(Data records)
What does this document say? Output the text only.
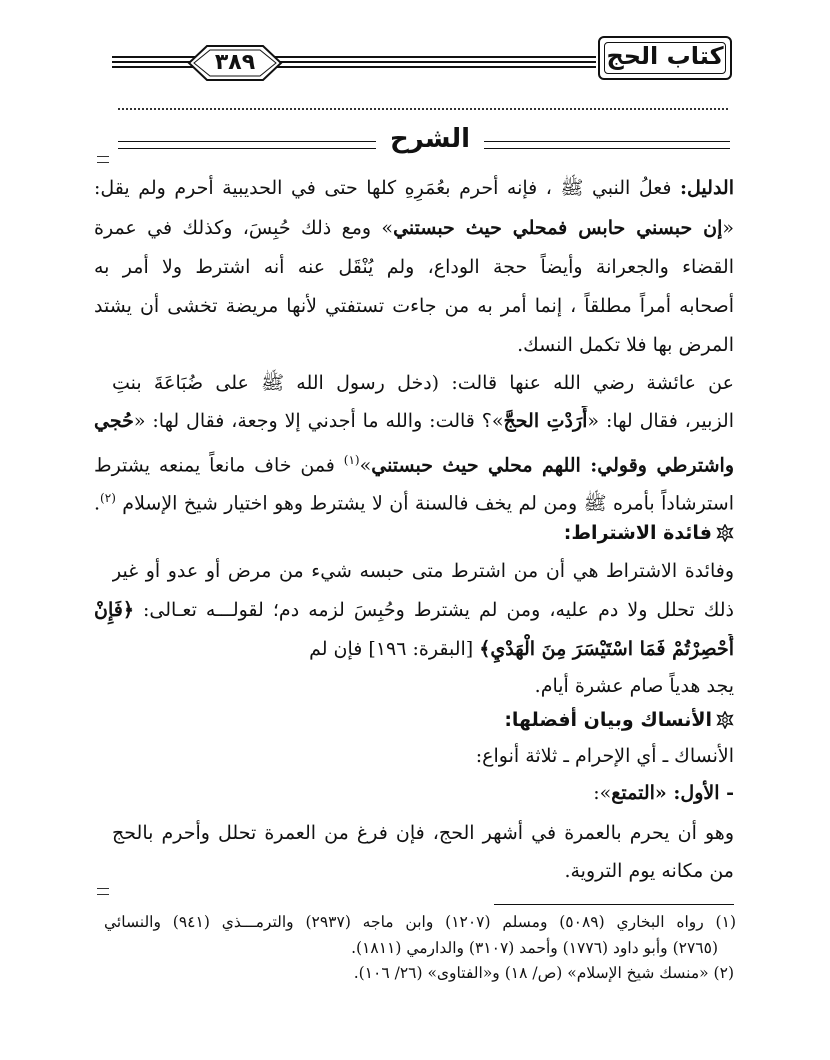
٣٨٩	كتاب الحج
الشرح
الدليل: فعلُ النبي ﷺ ، فإنه أحرم بعُمَرِهِ كلها حتى في الحديبية أحرم ولم يقل:
«إن حبسني حابس فمحلي حيث حبستني» ومع ذلك حُبِسَ، وكذلك في عمرة
القضاء والجعرانة وأيضاً حجة الوداع، ولم يُنْقَل عنه أنه اشترط ولا أمر به
أصحابه أمراً مطلقاً ، إنما أمر به من جاءت تستفتي لأنها مريضة تخشى أن يشتد
المرض بها فلا تكمل النسك.
عن عائشة رضي الله عنها قالت: (دخل رسول الله ﷺ على ضُبَاعَةَ بنتِ
الزبير، فقال لها: «أَرَدْتِ الحجَّ»؟ قالت: والله ما أجدني إلا وجعة، فقال لها: «حُجي
واشترطي وقولي: اللهم محلي حيث حبستني»$^{(١)}$ فمن خاف مانعاً يمنعه يشترط
استرشاداً بأمره ﷺ ومن لم يخف فالسنة أن لا يشترط وهو اختيار شيخ الإسلام $^{(٢)}$.
فائدة الاشتراط:
وفائدة الاشتراط هي أن من اشترط متى حبسه شيء من مرض أو عدو أو غير
ذلك تحلل ولا دم عليه، ومن لم يشترط وحُبِسَ لزمه دم؛ لقولـــه تعـالى: ﴿فَإِنْ
أُحْصِرْتُمْ فَمَا اسْتَيْسَرَ مِنَ الْهَدْيِ﴾ [البقرة: ١٩٦] فإن لم
يجد هدياً صام عشرة أيام.
الأنساك وبيان أفضلها:
الأنساك ـ أي الإحرام ـ ثلاثة أنواع:
- الأول: «التمتع»:
وهو أن يحرم بالعمرة في أشهر الحج، فإن فرغ من العمرة تحلل وأحرم بالحج
من مكانه يوم التروية.
(١) رواه البخاري (٥٠٨٩) ومسلم (١٢٠٧) وابن ماجه (٢٩٣٧) والترمـــذي (٩٤١) والنسائي
(٢٧٦٥) وأبو داود (١٧٧٦) وأحمد (٣١٠٧) والدارمي (١٨١١).
(٢) «منسك شيخ الإسلام» (ص/ ١٨) و«الفتاوى» (٢٦/ ١٠٦).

▶ [Exercise description]: Say how many lines above contain the string "الأنساك". Answer with the number only.

▶ [Task response]: 2